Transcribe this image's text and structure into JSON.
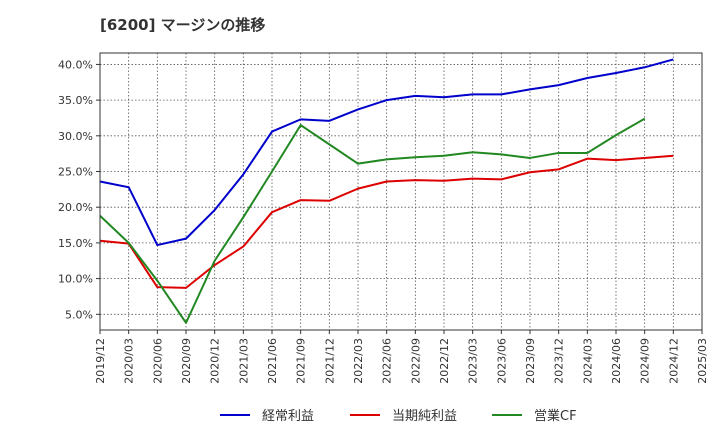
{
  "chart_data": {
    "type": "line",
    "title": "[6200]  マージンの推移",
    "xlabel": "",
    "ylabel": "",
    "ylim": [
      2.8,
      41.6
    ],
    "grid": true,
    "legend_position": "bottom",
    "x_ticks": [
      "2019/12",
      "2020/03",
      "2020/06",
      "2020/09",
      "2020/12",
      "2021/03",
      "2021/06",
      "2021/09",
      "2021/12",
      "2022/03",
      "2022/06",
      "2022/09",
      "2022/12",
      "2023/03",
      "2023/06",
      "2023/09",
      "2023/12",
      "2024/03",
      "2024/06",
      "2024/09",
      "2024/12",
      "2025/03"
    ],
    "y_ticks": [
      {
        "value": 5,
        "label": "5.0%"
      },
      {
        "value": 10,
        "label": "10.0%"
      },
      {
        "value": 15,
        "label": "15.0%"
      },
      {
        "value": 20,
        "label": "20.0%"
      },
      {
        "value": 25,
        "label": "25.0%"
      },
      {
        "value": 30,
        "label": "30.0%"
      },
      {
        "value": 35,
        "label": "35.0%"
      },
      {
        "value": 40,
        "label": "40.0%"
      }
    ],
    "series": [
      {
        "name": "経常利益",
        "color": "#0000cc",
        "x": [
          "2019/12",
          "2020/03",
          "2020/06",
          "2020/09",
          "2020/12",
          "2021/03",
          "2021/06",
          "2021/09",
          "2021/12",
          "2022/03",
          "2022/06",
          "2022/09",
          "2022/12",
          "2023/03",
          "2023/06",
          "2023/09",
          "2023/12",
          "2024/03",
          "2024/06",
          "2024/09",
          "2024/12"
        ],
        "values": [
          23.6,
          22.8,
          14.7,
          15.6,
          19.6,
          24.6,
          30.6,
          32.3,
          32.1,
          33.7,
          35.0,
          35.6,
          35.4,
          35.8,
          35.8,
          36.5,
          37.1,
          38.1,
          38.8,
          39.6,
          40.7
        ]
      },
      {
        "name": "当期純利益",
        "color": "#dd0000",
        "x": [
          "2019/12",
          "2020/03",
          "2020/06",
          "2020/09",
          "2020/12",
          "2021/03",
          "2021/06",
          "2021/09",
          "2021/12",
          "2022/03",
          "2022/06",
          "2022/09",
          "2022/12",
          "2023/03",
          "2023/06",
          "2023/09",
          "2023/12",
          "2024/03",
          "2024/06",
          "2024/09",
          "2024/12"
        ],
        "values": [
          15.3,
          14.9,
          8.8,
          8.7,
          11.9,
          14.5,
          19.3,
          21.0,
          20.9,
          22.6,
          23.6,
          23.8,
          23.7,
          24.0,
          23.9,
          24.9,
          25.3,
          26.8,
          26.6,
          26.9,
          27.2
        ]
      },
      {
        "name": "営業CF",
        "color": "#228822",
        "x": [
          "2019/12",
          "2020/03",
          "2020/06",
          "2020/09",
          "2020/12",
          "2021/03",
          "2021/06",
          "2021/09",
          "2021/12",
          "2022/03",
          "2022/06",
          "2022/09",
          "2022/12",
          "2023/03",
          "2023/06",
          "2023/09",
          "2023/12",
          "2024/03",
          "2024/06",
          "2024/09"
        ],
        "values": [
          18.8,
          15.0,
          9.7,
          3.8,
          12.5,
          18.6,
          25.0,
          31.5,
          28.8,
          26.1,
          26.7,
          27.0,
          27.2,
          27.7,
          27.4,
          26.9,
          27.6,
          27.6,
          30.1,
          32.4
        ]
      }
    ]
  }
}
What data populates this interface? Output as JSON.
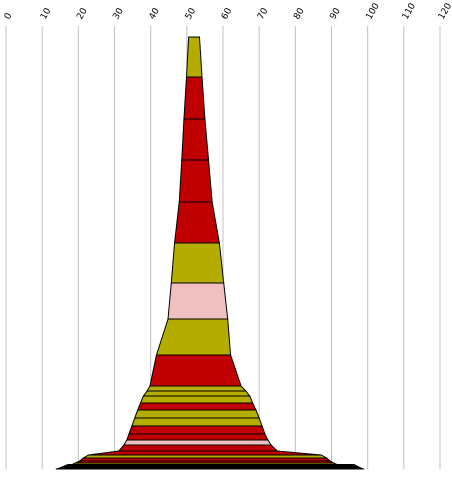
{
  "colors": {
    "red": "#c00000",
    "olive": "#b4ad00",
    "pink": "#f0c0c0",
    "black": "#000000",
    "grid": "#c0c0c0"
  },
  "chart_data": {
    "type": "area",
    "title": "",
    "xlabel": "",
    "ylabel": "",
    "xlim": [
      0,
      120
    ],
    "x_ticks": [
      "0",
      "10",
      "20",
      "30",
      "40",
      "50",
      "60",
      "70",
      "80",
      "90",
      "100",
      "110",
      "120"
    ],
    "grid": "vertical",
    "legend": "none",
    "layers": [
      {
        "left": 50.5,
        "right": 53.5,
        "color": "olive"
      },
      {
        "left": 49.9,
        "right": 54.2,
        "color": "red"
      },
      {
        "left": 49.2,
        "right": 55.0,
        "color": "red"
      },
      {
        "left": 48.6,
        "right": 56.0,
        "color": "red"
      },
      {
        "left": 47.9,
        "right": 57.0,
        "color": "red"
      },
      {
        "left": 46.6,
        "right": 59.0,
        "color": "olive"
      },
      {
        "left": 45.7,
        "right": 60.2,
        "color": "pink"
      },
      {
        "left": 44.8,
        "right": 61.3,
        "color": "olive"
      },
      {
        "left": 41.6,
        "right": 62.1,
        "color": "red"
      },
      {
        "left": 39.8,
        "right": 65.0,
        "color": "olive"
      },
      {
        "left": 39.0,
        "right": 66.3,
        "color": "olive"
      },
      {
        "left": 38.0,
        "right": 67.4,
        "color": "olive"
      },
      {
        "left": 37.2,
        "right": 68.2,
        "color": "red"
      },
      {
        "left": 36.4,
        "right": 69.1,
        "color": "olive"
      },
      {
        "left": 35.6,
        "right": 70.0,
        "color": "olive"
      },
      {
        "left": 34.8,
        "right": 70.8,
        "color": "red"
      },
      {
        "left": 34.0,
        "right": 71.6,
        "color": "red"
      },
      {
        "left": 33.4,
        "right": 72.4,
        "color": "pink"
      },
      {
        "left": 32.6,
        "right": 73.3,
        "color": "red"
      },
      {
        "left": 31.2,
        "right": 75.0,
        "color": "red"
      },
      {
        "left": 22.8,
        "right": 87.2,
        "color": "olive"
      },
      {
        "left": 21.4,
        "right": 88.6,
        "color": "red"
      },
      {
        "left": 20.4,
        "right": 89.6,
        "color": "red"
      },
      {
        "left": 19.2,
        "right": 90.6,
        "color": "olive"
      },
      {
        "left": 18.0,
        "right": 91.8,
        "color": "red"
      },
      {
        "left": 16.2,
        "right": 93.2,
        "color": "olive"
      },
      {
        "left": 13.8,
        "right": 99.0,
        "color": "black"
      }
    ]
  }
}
--------------------
Set exercise → Every record above should be written out again exactly; the pictures stay out of the copy.

Finished task →
Transcribe this image's text and structure into JSON.
{
  "chart_data": {
    "type": "line",
    "title": "[6200]  マージンの推移",
    "xlabel": "",
    "ylabel": "",
    "ylim": [
      2.8,
      41.6
    ],
    "grid": true,
    "legend_position": "bottom",
    "x_ticks": [
      "2019/12",
      "2020/03",
      "2020/06",
      "2020/09",
      "2020/12",
      "2021/03",
      "2021/06",
      "2021/09",
      "2021/12",
      "2022/03",
      "2022/06",
      "2022/09",
      "2022/12",
      "2023/03",
      "2023/06",
      "2023/09",
      "2023/12",
      "2024/03",
      "2024/06",
      "2024/09",
      "2024/12",
      "2025/03"
    ],
    "y_ticks": [
      {
        "value": 5,
        "label": "5.0%"
      },
      {
        "value": 10,
        "label": "10.0%"
      },
      {
        "value": 15,
        "label": "15.0%"
      },
      {
        "value": 20,
        "label": "20.0%"
      },
      {
        "value": 25,
        "label": "25.0%"
      },
      {
        "value": 30,
        "label": "30.0%"
      },
      {
        "value": 35,
        "label": "35.0%"
      },
      {
        "value": 40,
        "label": "40.0%"
      }
    ],
    "series": [
      {
        "name": "経常利益",
        "color": "#0000cc",
        "x": [
          "2019/12",
          "2020/03",
          "2020/06",
          "2020/09",
          "2020/12",
          "2021/03",
          "2021/06",
          "2021/09",
          "2021/12",
          "2022/03",
          "2022/06",
          "2022/09",
          "2022/12",
          "2023/03",
          "2023/06",
          "2023/09",
          "2023/12",
          "2024/03",
          "2024/06",
          "2024/09",
          "2024/12"
        ],
        "values": [
          23.6,
          22.8,
          14.7,
          15.6,
          19.6,
          24.6,
          30.6,
          32.3,
          32.1,
          33.7,
          35.0,
          35.6,
          35.4,
          35.8,
          35.8,
          36.5,
          37.1,
          38.1,
          38.8,
          39.6,
          40.7
        ]
      },
      {
        "name": "当期純利益",
        "color": "#dd0000",
        "x": [
          "2019/12",
          "2020/03",
          "2020/06",
          "2020/09",
          "2020/12",
          "2021/03",
          "2021/06",
          "2021/09",
          "2021/12",
          "2022/03",
          "2022/06",
          "2022/09",
          "2022/12",
          "2023/03",
          "2023/06",
          "2023/09",
          "2023/12",
          "2024/03",
          "2024/06",
          "2024/09",
          "2024/12"
        ],
        "values": [
          15.3,
          14.9,
          8.8,
          8.7,
          11.9,
          14.5,
          19.3,
          21.0,
          20.9,
          22.6,
          23.6,
          23.8,
          23.7,
          24.0,
          23.9,
          24.9,
          25.3,
          26.8,
          26.6,
          26.9,
          27.2
        ]
      },
      {
        "name": "営業CF",
        "color": "#228822",
        "x": [
          "2019/12",
          "2020/03",
          "2020/06",
          "2020/09",
          "2020/12",
          "2021/03",
          "2021/06",
          "2021/09",
          "2021/12",
          "2022/03",
          "2022/06",
          "2022/09",
          "2022/12",
          "2023/03",
          "2023/06",
          "2023/09",
          "2023/12",
          "2024/03",
          "2024/06",
          "2024/09"
        ],
        "values": [
          18.8,
          15.0,
          9.7,
          3.8,
          12.5,
          18.6,
          25.0,
          31.5,
          28.8,
          26.1,
          26.7,
          27.0,
          27.2,
          27.7,
          27.4,
          26.9,
          27.6,
          27.6,
          30.1,
          32.4
        ]
      }
    ]
  }
}
What data populates this interface? Output as JSON.
{
  "colors": {
    "red": "#c00000",
    "olive": "#b4ad00",
    "pink": "#f0c0c0",
    "black": "#000000",
    "grid": "#c0c0c0"
  },
  "chart_data": {
    "type": "area",
    "title": "",
    "xlabel": "",
    "ylabel": "",
    "xlim": [
      0,
      120
    ],
    "x_ticks": [
      "0",
      "10",
      "20",
      "30",
      "40",
      "50",
      "60",
      "70",
      "80",
      "90",
      "100",
      "110",
      "120"
    ],
    "grid": "vertical",
    "legend": "none",
    "layers": [
      {
        "left": 50.5,
        "right": 53.5,
        "color": "olive"
      },
      {
        "left": 49.9,
        "right": 54.2,
        "color": "red"
      },
      {
        "left": 49.2,
        "right": 55.0,
        "color": "red"
      },
      {
        "left": 48.6,
        "right": 56.0,
        "color": "red"
      },
      {
        "left": 47.9,
        "right": 57.0,
        "color": "red"
      },
      {
        "left": 46.6,
        "right": 59.0,
        "color": "olive"
      },
      {
        "left": 45.7,
        "right": 60.2,
        "color": "pink"
      },
      {
        "left": 44.8,
        "right": 61.3,
        "color": "olive"
      },
      {
        "left": 41.6,
        "right": 62.1,
        "color": "red"
      },
      {
        "left": 39.8,
        "right": 65.0,
        "color": "olive"
      },
      {
        "left": 39.0,
        "right": 66.3,
        "color": "olive"
      },
      {
        "left": 38.0,
        "right": 67.4,
        "color": "olive"
      },
      {
        "left": 37.2,
        "right": 68.2,
        "color": "red"
      },
      {
        "left": 36.4,
        "right": 69.1,
        "color": "olive"
      },
      {
        "left": 35.6,
        "right": 70.0,
        "color": "olive"
      },
      {
        "left": 34.8,
        "right": 70.8,
        "color": "red"
      },
      {
        "left": 34.0,
        "right": 71.6,
        "color": "red"
      },
      {
        "left": 33.4,
        "right": 72.4,
        "color": "pink"
      },
      {
        "left": 32.6,
        "right": 73.3,
        "color": "red"
      },
      {
        "left": 31.2,
        "right": 75.0,
        "color": "red"
      },
      {
        "left": 22.8,
        "right": 87.2,
        "color": "olive"
      },
      {
        "left": 21.4,
        "right": 88.6,
        "color": "red"
      },
      {
        "left": 20.4,
        "right": 89.6,
        "color": "red"
      },
      {
        "left": 19.2,
        "right": 90.6,
        "color": "olive"
      },
      {
        "left": 18.0,
        "right": 91.8,
        "color": "red"
      },
      {
        "left": 16.2,
        "right": 93.2,
        "color": "olive"
      },
      {
        "left": 13.8,
        "right": 99.0,
        "color": "black"
      }
    ]
  }
}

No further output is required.